- _Records for this task_
....

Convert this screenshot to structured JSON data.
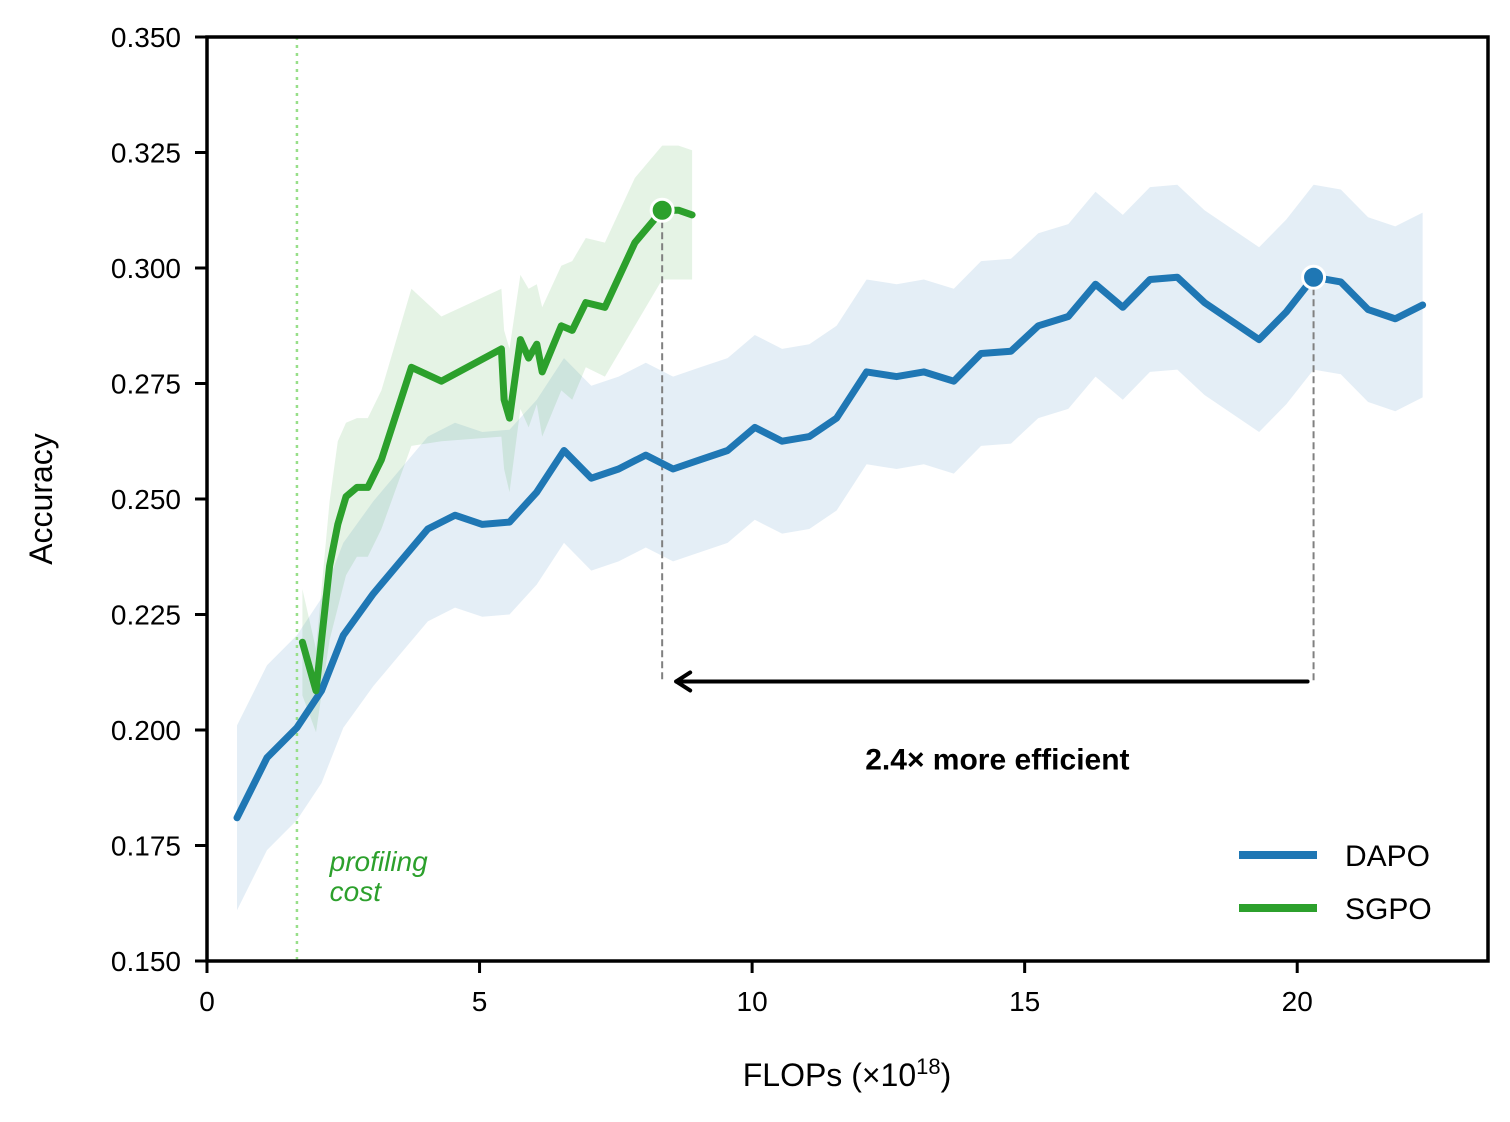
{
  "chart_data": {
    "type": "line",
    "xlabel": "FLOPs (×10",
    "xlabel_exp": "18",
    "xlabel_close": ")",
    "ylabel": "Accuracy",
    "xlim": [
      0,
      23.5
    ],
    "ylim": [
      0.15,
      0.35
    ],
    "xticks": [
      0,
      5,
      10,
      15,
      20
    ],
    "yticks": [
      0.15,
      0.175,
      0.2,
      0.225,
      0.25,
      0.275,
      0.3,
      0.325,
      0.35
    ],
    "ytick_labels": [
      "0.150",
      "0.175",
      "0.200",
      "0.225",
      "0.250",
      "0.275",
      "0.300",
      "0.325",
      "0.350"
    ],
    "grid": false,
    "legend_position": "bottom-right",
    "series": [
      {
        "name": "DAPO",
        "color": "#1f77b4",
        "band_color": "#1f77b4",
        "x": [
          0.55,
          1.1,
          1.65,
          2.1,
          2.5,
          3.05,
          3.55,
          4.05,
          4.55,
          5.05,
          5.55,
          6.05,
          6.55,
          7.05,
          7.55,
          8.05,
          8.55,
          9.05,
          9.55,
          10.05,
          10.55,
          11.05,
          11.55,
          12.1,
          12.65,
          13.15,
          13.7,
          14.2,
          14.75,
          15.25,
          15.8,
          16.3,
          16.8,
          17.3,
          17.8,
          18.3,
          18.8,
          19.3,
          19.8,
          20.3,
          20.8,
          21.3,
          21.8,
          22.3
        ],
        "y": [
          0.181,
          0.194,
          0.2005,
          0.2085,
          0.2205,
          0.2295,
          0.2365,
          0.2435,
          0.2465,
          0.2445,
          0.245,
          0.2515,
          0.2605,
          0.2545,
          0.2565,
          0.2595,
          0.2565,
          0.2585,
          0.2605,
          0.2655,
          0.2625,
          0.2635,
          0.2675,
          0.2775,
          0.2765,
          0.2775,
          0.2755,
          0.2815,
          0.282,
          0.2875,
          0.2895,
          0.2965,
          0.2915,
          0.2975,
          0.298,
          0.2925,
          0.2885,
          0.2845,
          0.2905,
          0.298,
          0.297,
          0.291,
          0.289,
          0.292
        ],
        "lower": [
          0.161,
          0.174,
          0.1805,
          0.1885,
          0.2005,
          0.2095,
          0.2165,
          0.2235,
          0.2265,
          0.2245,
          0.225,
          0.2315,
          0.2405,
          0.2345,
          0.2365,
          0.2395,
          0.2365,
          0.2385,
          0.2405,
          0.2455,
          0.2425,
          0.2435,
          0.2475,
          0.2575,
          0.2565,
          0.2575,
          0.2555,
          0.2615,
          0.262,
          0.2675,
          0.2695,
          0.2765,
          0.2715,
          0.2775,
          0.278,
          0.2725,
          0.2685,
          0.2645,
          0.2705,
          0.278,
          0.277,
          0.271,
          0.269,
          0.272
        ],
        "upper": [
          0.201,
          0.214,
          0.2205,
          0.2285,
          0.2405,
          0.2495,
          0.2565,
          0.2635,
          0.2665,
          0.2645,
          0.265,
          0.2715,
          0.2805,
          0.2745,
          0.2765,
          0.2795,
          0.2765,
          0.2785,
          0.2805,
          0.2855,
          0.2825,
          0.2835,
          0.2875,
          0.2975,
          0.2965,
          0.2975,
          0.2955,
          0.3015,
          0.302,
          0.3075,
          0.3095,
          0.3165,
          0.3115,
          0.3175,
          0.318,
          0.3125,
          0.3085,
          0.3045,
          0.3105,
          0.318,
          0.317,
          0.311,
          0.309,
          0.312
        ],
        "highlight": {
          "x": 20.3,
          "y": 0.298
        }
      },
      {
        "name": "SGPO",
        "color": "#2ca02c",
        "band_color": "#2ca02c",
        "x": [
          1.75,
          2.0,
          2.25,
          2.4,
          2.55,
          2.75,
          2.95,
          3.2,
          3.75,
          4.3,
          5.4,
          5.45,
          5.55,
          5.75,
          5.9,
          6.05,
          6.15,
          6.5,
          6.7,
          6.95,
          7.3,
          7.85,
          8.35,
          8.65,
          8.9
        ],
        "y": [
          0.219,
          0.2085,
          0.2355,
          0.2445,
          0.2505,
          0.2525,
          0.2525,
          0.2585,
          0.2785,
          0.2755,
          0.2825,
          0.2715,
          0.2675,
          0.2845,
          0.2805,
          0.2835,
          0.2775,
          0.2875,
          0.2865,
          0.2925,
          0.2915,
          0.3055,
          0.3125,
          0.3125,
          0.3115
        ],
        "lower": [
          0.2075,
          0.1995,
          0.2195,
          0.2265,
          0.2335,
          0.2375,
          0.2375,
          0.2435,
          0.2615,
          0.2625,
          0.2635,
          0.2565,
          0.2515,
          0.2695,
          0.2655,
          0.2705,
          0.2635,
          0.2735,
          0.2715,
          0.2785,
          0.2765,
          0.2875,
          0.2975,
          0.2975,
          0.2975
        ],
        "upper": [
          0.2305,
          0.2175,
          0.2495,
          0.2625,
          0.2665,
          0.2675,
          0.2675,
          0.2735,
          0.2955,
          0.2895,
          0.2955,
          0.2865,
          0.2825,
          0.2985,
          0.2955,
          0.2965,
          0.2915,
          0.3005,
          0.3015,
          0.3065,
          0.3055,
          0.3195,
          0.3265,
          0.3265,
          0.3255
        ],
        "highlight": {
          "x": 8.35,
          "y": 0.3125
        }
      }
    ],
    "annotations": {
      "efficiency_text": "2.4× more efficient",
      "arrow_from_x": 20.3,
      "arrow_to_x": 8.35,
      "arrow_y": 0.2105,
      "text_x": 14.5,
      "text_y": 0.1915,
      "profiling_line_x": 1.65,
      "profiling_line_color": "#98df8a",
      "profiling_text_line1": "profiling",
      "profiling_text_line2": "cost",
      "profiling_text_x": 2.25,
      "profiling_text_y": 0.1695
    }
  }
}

....

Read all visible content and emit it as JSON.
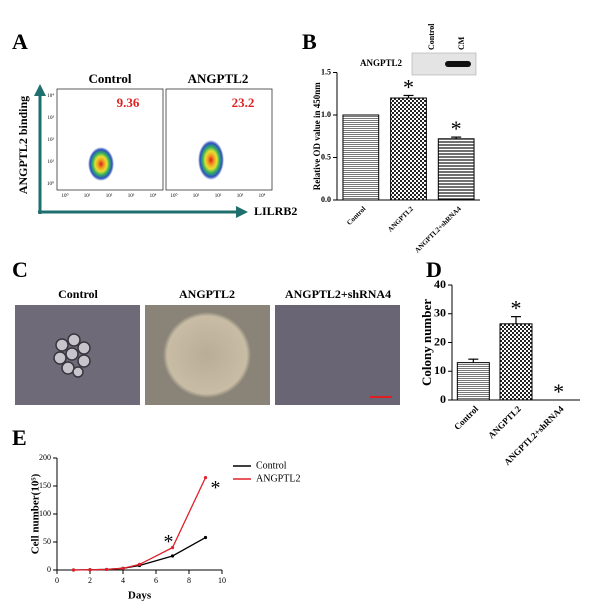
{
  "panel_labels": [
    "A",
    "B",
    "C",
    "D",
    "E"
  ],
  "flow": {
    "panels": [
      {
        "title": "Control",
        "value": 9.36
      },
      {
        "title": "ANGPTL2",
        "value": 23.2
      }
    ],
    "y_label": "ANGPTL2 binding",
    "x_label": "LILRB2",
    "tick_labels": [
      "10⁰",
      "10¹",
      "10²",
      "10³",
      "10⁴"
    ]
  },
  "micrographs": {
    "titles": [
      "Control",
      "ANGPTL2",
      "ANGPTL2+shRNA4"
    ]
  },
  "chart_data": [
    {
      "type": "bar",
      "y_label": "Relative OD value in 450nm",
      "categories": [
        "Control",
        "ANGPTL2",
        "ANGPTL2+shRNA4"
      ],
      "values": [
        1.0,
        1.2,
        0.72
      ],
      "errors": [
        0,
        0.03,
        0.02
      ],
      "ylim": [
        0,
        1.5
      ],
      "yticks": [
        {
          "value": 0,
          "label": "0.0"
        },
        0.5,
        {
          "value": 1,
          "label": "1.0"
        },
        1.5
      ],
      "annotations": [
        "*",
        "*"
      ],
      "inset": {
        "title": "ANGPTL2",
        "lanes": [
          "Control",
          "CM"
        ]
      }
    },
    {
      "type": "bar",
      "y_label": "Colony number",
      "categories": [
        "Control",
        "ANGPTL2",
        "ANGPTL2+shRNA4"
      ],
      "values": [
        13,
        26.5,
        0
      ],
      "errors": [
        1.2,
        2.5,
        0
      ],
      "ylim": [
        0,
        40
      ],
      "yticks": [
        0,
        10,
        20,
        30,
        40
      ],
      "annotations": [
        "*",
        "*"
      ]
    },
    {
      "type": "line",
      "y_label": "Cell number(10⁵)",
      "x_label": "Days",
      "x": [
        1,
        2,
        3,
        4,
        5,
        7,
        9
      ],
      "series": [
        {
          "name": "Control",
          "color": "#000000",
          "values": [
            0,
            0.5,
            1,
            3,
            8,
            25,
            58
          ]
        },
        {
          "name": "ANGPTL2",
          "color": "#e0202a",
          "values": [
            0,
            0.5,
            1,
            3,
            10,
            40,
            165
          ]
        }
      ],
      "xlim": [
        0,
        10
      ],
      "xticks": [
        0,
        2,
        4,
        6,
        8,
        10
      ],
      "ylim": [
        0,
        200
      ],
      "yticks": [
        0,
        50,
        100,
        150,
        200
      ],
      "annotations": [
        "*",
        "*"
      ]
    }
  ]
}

....

- _Description of the task_
Filter the entries down to the lines with the word "JSON" in them.

- _In response_
Convert this screenshot to structured JSON data.
Read all visible content and emit it as JSON.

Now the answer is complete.